To be done ::
Which lines in the records below contain the word "double"? Copy each of them.

Provided entries ::
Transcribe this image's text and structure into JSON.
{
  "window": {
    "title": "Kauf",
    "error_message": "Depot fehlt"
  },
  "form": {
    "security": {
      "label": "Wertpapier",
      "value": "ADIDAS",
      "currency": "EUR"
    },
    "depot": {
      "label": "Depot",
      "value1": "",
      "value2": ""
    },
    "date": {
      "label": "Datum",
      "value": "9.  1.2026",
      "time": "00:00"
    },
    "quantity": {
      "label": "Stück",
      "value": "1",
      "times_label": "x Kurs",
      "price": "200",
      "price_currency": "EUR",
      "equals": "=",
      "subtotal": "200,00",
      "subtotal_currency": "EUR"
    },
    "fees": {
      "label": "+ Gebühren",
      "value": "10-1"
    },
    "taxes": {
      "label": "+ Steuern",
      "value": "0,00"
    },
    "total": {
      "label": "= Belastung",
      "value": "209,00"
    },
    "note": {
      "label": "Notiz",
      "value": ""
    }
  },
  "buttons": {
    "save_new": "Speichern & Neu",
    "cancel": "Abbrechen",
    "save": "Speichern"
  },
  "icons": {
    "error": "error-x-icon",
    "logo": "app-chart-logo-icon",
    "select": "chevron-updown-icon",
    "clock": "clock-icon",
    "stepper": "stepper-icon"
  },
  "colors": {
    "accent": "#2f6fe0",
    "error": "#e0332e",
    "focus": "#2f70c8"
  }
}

* * *

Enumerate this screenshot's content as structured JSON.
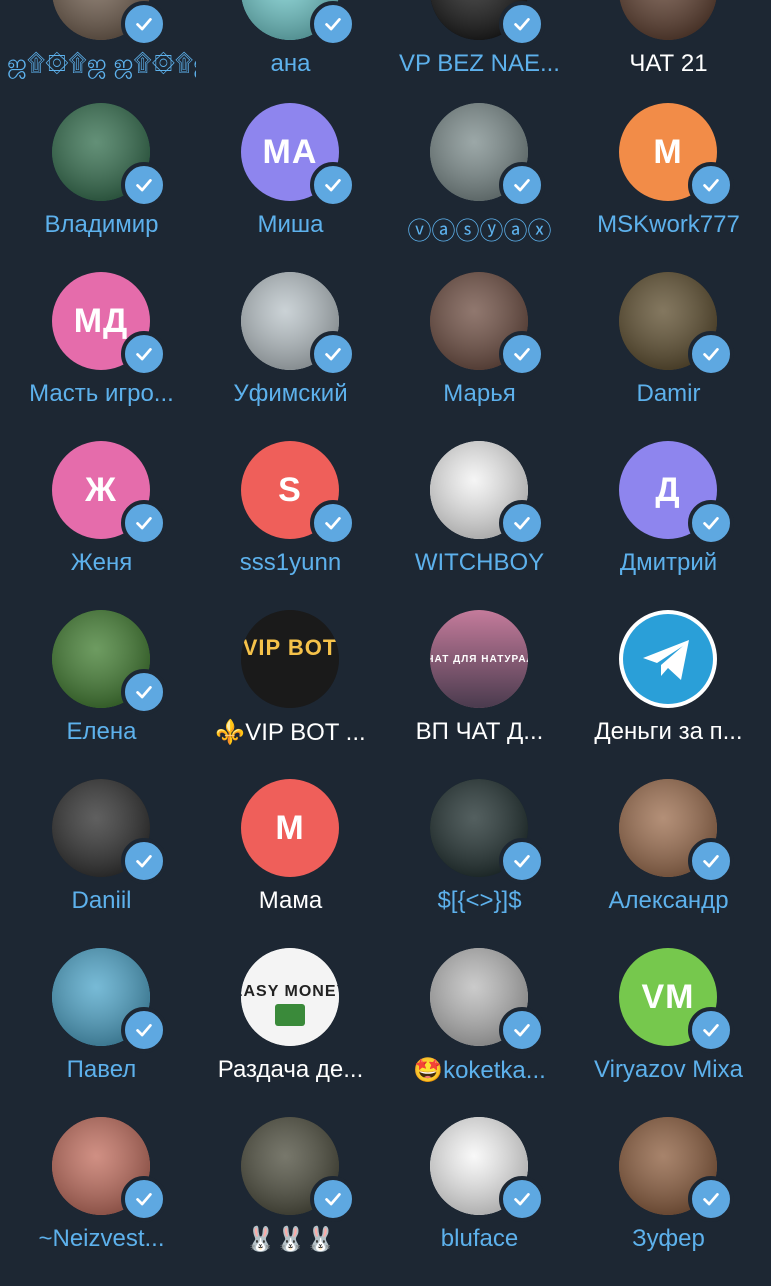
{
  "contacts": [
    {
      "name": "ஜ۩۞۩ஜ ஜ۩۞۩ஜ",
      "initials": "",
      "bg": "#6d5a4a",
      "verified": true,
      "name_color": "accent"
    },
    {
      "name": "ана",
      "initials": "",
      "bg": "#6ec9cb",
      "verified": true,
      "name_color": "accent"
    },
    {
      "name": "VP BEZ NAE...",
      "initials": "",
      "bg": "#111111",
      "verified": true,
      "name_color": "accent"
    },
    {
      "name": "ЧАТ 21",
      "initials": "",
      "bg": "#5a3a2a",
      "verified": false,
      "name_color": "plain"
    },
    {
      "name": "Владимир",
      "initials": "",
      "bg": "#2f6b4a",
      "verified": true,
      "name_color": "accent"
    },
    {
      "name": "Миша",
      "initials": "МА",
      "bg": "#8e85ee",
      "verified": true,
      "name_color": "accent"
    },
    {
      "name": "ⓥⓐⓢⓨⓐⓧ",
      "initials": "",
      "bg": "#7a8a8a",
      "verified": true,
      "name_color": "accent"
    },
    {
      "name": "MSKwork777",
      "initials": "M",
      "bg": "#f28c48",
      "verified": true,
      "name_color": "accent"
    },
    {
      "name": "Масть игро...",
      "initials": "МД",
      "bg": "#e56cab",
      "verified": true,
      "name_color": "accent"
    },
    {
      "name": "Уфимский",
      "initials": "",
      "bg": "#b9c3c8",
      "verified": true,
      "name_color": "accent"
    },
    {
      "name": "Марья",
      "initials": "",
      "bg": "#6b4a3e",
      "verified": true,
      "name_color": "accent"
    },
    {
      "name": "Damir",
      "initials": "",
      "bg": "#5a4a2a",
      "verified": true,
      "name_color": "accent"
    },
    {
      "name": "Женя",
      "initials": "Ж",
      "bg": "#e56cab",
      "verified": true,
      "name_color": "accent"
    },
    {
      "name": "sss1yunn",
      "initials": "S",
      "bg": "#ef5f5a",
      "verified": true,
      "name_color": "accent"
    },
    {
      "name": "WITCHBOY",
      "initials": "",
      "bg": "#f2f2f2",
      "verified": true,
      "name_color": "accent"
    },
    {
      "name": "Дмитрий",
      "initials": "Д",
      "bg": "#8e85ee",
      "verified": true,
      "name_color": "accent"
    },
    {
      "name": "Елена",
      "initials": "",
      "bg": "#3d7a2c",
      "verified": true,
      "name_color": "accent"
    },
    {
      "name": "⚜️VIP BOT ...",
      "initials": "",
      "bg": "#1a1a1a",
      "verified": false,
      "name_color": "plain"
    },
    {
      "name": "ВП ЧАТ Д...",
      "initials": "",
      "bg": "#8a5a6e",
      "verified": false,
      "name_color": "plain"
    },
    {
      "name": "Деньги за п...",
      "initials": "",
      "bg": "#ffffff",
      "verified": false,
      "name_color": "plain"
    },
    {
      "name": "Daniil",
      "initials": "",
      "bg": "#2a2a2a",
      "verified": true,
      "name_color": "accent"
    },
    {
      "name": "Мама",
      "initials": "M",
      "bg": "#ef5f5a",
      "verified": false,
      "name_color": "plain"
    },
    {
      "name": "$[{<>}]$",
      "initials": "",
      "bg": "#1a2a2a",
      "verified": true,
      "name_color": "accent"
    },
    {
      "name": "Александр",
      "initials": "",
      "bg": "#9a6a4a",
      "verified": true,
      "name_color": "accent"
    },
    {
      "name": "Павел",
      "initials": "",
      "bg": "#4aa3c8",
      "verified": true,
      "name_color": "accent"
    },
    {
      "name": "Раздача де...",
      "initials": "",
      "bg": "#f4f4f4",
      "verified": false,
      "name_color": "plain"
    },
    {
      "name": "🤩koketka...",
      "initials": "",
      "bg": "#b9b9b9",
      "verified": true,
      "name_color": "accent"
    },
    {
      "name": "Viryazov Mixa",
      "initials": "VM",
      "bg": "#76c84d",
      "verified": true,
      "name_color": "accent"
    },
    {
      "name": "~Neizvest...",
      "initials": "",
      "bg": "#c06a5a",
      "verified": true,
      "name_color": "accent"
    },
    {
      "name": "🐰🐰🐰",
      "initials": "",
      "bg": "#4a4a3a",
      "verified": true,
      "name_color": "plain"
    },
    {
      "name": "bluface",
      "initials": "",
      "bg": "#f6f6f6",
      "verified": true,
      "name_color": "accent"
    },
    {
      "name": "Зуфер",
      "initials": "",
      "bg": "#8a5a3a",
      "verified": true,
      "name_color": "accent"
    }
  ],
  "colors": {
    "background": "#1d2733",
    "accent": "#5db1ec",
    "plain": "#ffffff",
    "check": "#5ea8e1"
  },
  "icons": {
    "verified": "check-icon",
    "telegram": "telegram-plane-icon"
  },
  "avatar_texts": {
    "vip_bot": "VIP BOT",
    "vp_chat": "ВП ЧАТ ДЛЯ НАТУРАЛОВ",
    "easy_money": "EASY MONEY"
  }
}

---

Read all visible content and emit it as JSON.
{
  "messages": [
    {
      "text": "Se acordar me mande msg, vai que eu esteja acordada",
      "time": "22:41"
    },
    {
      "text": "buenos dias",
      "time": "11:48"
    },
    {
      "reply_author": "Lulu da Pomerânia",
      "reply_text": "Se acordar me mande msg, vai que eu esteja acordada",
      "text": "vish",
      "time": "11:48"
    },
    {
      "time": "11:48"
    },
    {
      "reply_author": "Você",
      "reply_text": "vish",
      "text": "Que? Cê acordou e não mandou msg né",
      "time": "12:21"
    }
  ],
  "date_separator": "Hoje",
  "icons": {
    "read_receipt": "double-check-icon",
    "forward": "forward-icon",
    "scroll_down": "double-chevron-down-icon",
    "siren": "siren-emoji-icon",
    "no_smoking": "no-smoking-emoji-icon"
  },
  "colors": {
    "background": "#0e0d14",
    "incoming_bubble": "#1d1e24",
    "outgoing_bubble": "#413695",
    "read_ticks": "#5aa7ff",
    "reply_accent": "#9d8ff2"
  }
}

Written reply ::
    "read_receipt": "double-check-icon",
    "scroll_down": "double-chevron-down-icon",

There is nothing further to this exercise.